Exercise brief: Type out all the records word for word. Any pictures are to be left out.
(begin)
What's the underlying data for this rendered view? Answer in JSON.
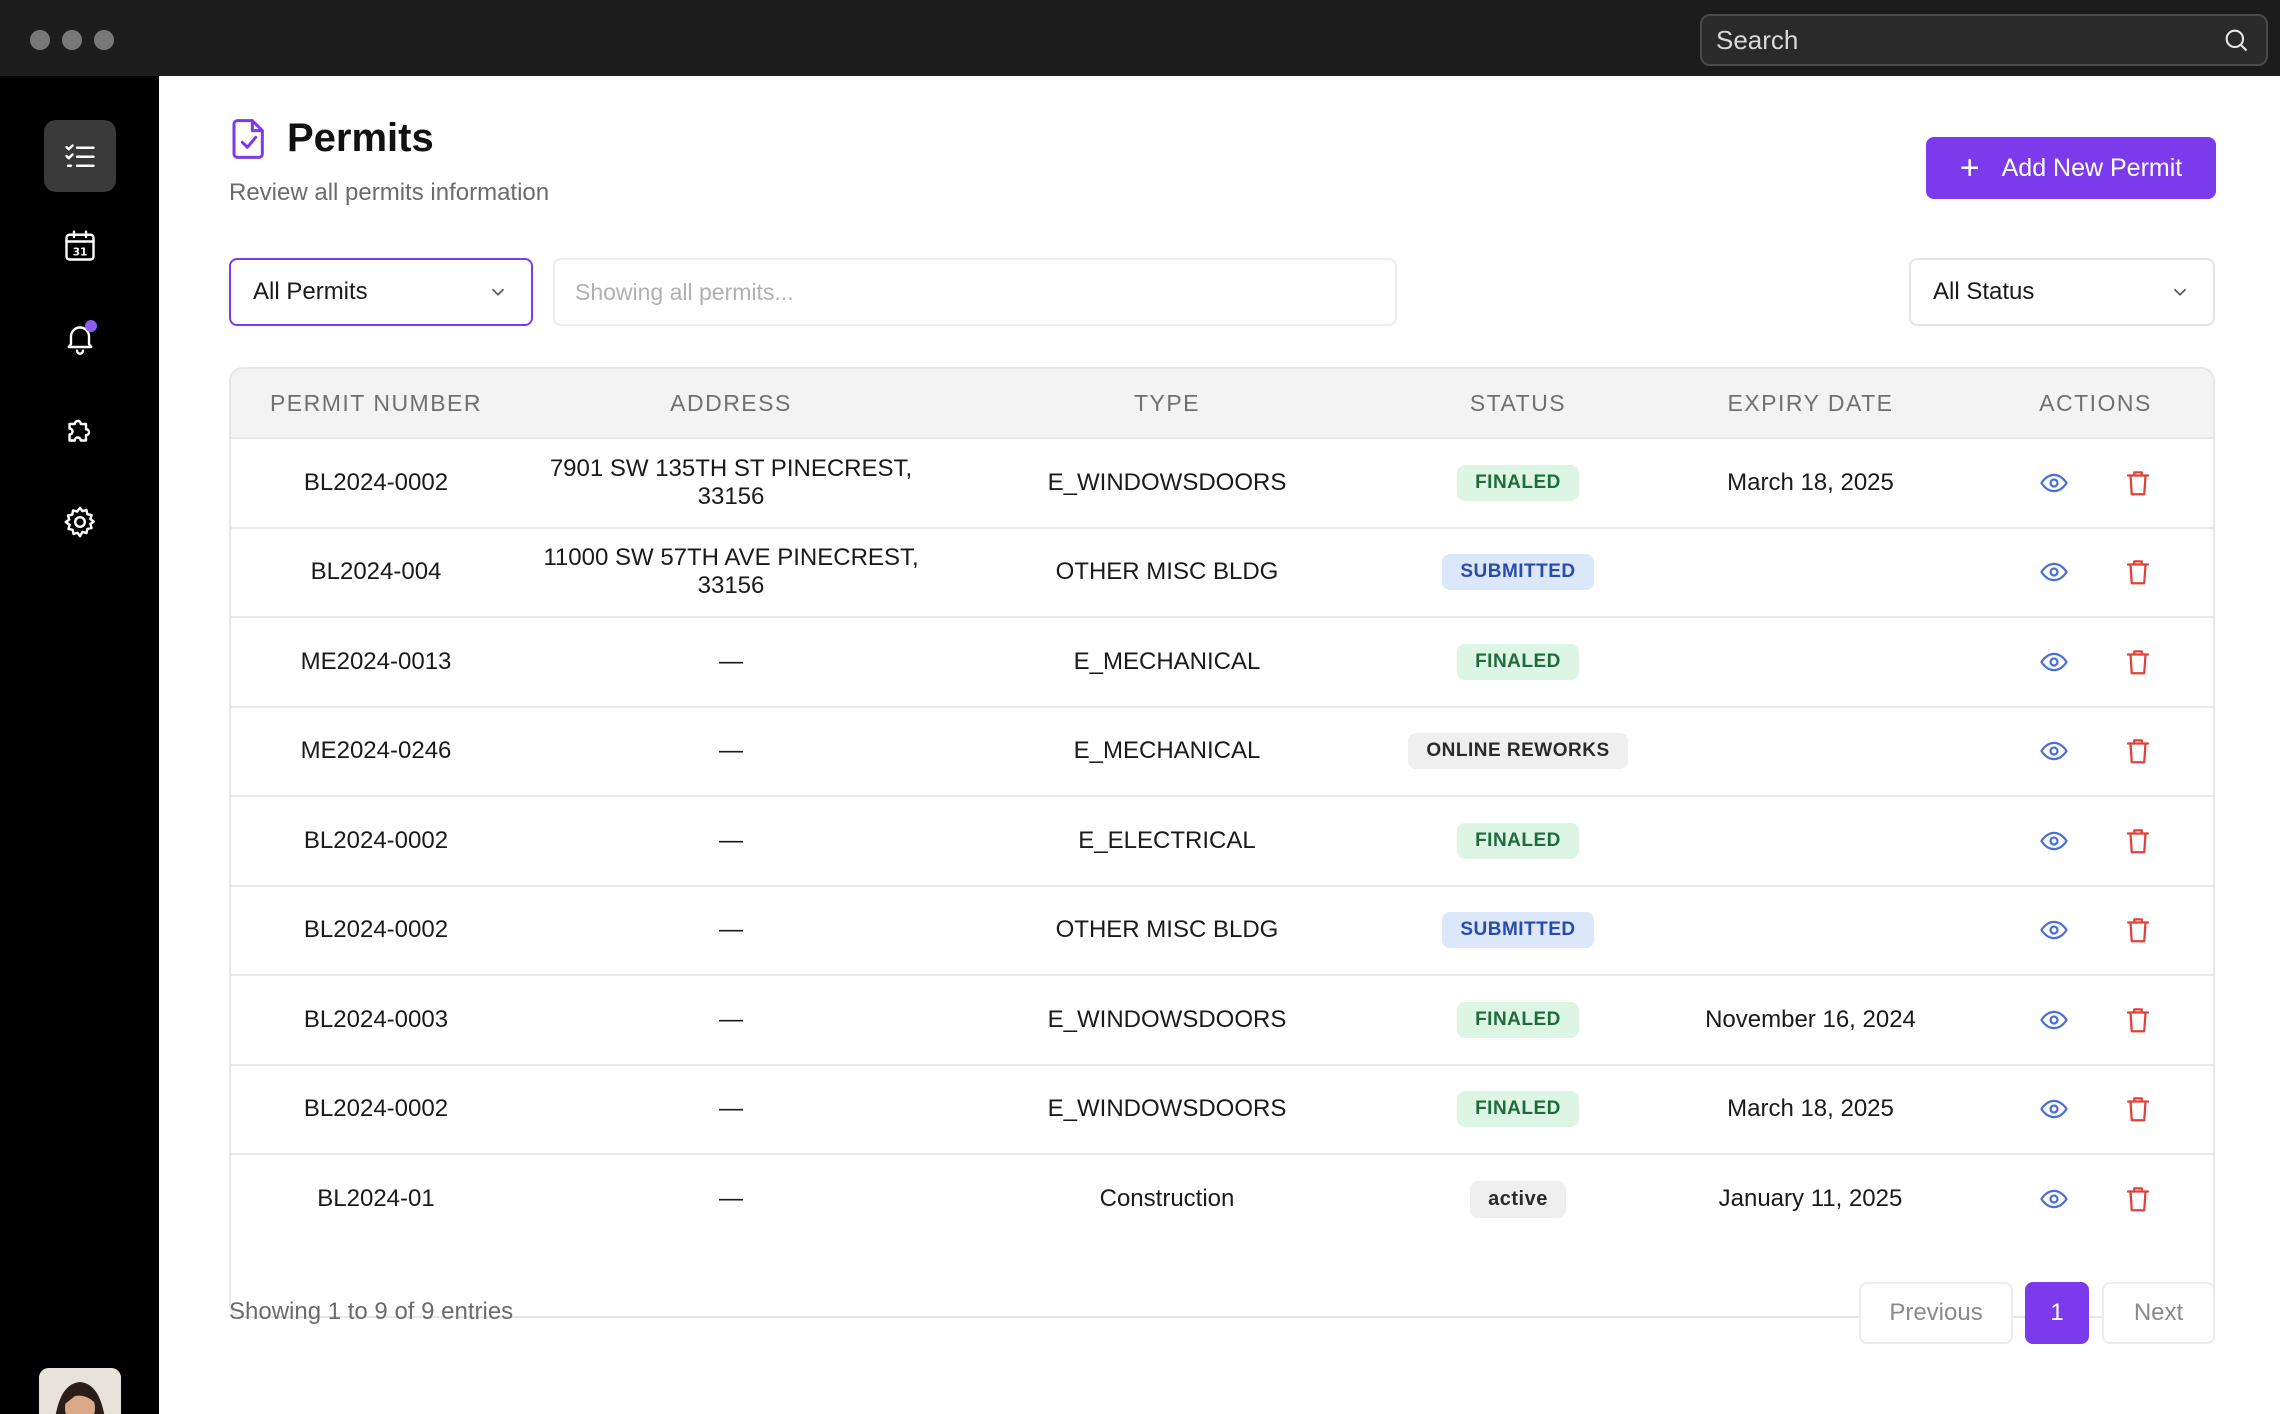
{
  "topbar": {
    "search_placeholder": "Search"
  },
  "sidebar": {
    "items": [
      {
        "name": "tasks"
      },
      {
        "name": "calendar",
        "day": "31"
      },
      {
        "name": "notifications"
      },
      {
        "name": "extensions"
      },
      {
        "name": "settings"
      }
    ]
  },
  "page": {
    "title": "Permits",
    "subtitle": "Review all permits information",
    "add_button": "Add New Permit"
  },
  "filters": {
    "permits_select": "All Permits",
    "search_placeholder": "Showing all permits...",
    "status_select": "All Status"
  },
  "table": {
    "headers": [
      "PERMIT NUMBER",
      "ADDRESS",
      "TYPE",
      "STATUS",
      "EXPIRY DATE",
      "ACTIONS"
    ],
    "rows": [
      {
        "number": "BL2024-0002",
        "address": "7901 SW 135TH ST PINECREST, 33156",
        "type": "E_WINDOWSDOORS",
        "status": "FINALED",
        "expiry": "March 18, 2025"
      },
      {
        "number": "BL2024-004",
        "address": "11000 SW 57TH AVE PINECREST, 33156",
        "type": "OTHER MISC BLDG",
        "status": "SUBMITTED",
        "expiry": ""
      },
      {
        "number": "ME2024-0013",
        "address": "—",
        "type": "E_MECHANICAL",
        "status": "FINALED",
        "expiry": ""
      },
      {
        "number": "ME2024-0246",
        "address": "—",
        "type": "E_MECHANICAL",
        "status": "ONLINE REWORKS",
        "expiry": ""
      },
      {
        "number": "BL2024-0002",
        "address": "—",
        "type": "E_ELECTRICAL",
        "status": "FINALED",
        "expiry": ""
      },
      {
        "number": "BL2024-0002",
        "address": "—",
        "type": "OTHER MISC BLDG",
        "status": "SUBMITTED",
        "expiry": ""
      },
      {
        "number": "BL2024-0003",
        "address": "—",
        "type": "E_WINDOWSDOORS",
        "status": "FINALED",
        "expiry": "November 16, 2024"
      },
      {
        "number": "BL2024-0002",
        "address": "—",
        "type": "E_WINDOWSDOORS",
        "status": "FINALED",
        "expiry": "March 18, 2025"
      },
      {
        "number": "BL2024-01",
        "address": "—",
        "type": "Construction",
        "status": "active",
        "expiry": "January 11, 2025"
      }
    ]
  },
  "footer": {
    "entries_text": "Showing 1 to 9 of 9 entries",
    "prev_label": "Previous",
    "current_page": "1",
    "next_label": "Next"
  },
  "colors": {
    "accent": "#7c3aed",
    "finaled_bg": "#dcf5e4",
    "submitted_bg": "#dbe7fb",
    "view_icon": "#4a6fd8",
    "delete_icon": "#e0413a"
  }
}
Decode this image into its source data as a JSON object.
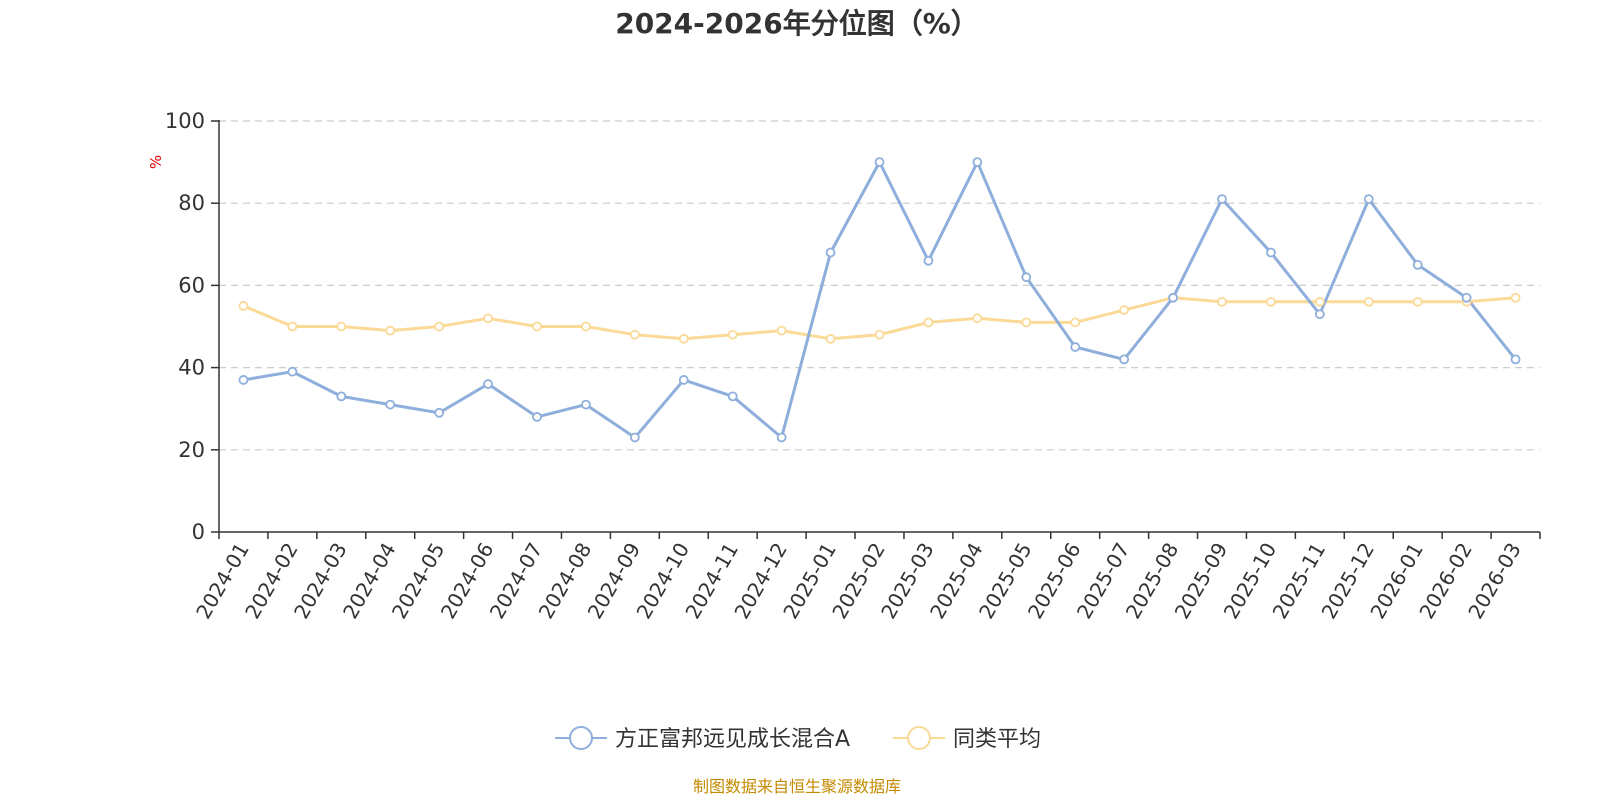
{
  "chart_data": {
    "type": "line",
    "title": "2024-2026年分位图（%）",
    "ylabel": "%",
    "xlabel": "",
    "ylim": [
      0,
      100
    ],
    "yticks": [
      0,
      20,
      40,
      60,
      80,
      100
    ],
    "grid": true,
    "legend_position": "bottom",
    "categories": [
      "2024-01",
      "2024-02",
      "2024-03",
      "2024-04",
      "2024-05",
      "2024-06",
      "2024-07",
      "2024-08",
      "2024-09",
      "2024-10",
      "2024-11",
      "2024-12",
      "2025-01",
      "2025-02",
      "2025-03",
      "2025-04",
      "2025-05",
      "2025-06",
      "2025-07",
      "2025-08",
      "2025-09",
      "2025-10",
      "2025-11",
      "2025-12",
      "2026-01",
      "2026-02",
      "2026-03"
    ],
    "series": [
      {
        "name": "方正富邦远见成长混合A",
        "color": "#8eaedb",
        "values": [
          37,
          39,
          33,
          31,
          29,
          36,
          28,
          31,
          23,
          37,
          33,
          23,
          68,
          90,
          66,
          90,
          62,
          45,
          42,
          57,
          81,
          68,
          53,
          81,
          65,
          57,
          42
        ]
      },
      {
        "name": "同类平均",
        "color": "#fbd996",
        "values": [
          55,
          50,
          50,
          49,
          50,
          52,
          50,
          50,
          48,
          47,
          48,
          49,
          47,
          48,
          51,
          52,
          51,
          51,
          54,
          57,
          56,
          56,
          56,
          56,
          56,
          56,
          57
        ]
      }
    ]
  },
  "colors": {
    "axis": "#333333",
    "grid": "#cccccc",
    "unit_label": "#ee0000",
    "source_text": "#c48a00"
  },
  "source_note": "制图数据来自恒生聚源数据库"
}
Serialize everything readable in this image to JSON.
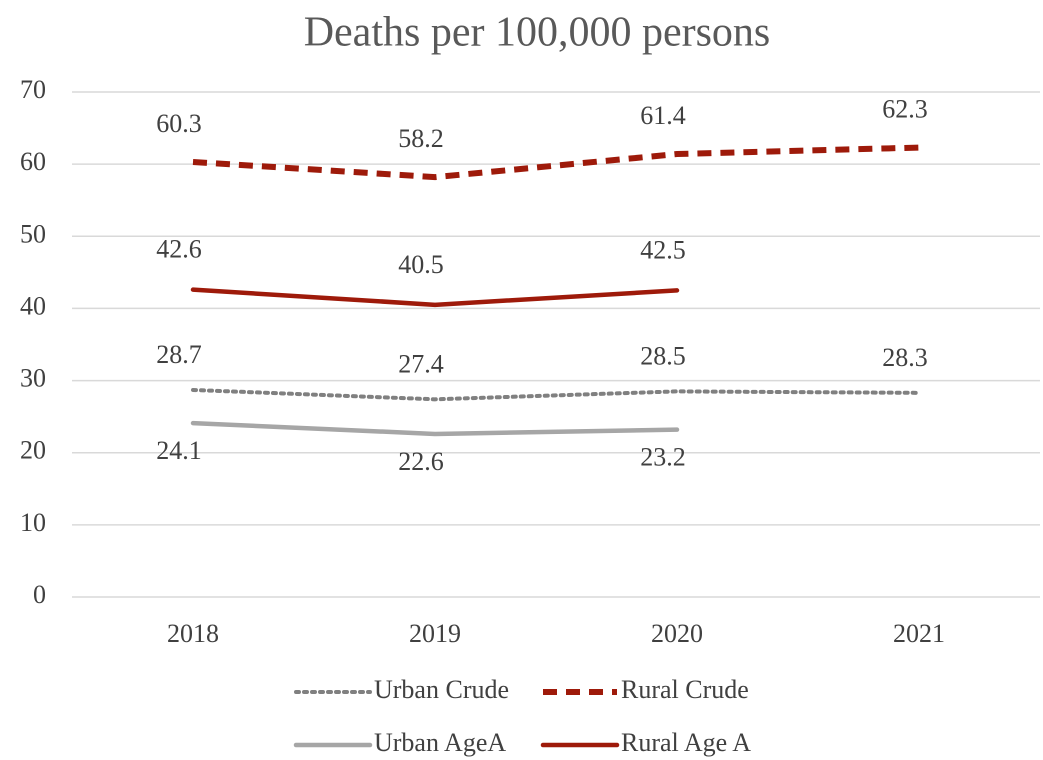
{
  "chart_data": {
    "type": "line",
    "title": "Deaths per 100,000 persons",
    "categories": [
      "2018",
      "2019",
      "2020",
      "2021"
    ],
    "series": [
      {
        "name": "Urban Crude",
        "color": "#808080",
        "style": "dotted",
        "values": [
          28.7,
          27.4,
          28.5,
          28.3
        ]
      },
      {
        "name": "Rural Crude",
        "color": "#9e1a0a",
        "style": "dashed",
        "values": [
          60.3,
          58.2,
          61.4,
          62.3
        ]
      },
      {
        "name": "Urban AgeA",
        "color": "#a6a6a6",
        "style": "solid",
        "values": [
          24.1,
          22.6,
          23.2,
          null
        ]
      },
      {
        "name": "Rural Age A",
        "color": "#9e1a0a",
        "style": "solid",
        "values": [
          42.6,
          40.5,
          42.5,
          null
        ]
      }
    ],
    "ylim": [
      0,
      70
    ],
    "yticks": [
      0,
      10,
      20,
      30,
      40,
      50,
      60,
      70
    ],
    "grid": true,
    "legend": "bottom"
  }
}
(end)
Finished exercise:
What's the underlying data for this rendered view? Answer in JSON.
{
  "topbar": {
    "search_placeholder": "Search"
  },
  "sidebar": {
    "items": [
      {
        "name": "tasks"
      },
      {
        "name": "calendar",
        "day": "31"
      },
      {
        "name": "notifications"
      },
      {
        "name": "extensions"
      },
      {
        "name": "settings"
      }
    ]
  },
  "page": {
    "title": "Permits",
    "subtitle": "Review all permits information",
    "add_button": "Add New Permit"
  },
  "filters": {
    "permits_select": "All Permits",
    "search_placeholder": "Showing all permits...",
    "status_select": "All Status"
  },
  "table": {
    "headers": [
      "PERMIT NUMBER",
      "ADDRESS",
      "TYPE",
      "STATUS",
      "EXPIRY DATE",
      "ACTIONS"
    ],
    "rows": [
      {
        "number": "BL2024-0002",
        "address": "7901 SW 135TH ST PINECREST, 33156",
        "type": "E_WINDOWSDOORS",
        "status": "FINALED",
        "expiry": "March 18, 2025"
      },
      {
        "number": "BL2024-004",
        "address": "11000 SW 57TH AVE PINECREST, 33156",
        "type": "OTHER MISC BLDG",
        "status": "SUBMITTED",
        "expiry": ""
      },
      {
        "number": "ME2024-0013",
        "address": "—",
        "type": "E_MECHANICAL",
        "status": "FINALED",
        "expiry": ""
      },
      {
        "number": "ME2024-0246",
        "address": "—",
        "type": "E_MECHANICAL",
        "status": "ONLINE REWORKS",
        "expiry": ""
      },
      {
        "number": "BL2024-0002",
        "address": "—",
        "type": "E_ELECTRICAL",
        "status": "FINALED",
        "expiry": ""
      },
      {
        "number": "BL2024-0002",
        "address": "—",
        "type": "OTHER MISC BLDG",
        "status": "SUBMITTED",
        "expiry": ""
      },
      {
        "number": "BL2024-0003",
        "address": "—",
        "type": "E_WINDOWSDOORS",
        "status": "FINALED",
        "expiry": "November 16, 2024"
      },
      {
        "number": "BL2024-0002",
        "address": "—",
        "type": "E_WINDOWSDOORS",
        "status": "FINALED",
        "expiry": "March 18, 2025"
      },
      {
        "number": "BL2024-01",
        "address": "—",
        "type": "Construction",
        "status": "active",
        "expiry": "January 11, 2025"
      }
    ]
  },
  "footer": {
    "entries_text": "Showing 1 to 9 of 9 entries",
    "prev_label": "Previous",
    "current_page": "1",
    "next_label": "Next"
  },
  "colors": {
    "accent": "#7c3aed",
    "finaled_bg": "#dcf5e4",
    "submitted_bg": "#dbe7fb",
    "view_icon": "#4a6fd8",
    "delete_icon": "#e0413a"
  }
}
Decode this image into its source data as a JSON object.
{
  "chart_data": {
    "type": "line",
    "title": "2024-2026年分位图（%）",
    "ylabel": "%",
    "xlabel": "",
    "ylim": [
      0,
      100
    ],
    "yticks": [
      0,
      20,
      40,
      60,
      80,
      100
    ],
    "grid": true,
    "legend_position": "bottom",
    "categories": [
      "2024-01",
      "2024-02",
      "2024-03",
      "2024-04",
      "2024-05",
      "2024-06",
      "2024-07",
      "2024-08",
      "2024-09",
      "2024-10",
      "2024-11",
      "2024-12",
      "2025-01",
      "2025-02",
      "2025-03",
      "2025-04",
      "2025-05",
      "2025-06",
      "2025-07",
      "2025-08",
      "2025-09",
      "2025-10",
      "2025-11",
      "2025-12",
      "2026-01",
      "2026-02",
      "2026-03"
    ],
    "series": [
      {
        "name": "方正富邦远见成长混合A",
        "color": "#8eaedb",
        "values": [
          37,
          39,
          33,
          31,
          29,
          36,
          28,
          31,
          23,
          37,
          33,
          23,
          68,
          90,
          66,
          90,
          62,
          45,
          42,
          57,
          81,
          68,
          53,
          81,
          65,
          57,
          42
        ]
      },
      {
        "name": "同类平均",
        "color": "#fbd996",
        "values": [
          55,
          50,
          50,
          49,
          50,
          52,
          50,
          50,
          48,
          47,
          48,
          49,
          47,
          48,
          51,
          52,
          51,
          51,
          54,
          57,
          56,
          56,
          56,
          56,
          56,
          56,
          57
        ]
      }
    ]
  },
  "colors": {
    "axis": "#333333",
    "grid": "#cccccc",
    "unit_label": "#ee0000",
    "source_text": "#c48a00"
  },
  "source_note": "制图数据来自恒生聚源数据库"
}
Serialize everything readable in this image to JSON.
{
  "chart_data": {
    "type": "line",
    "title": "Deaths per 100,000 persons",
    "categories": [
      "2018",
      "2019",
      "2020",
      "2021"
    ],
    "series": [
      {
        "name": "Urban Crude",
        "color": "#808080",
        "style": "dotted",
        "values": [
          28.7,
          27.4,
          28.5,
          28.3
        ]
      },
      {
        "name": "Rural Crude",
        "color": "#9e1a0a",
        "style": "dashed",
        "values": [
          60.3,
          58.2,
          61.4,
          62.3
        ]
      },
      {
        "name": "Urban AgeA",
        "color": "#a6a6a6",
        "style": "solid",
        "values": [
          24.1,
          22.6,
          23.2,
          null
        ]
      },
      {
        "name": "Rural Age A",
        "color": "#9e1a0a",
        "style": "solid",
        "values": [
          42.6,
          40.5,
          42.5,
          null
        ]
      }
    ],
    "ylim": [
      0,
      70
    ],
    "yticks": [
      0,
      10,
      20,
      30,
      40,
      50,
      60,
      70
    ],
    "grid": true,
    "legend": "bottom"
  }
}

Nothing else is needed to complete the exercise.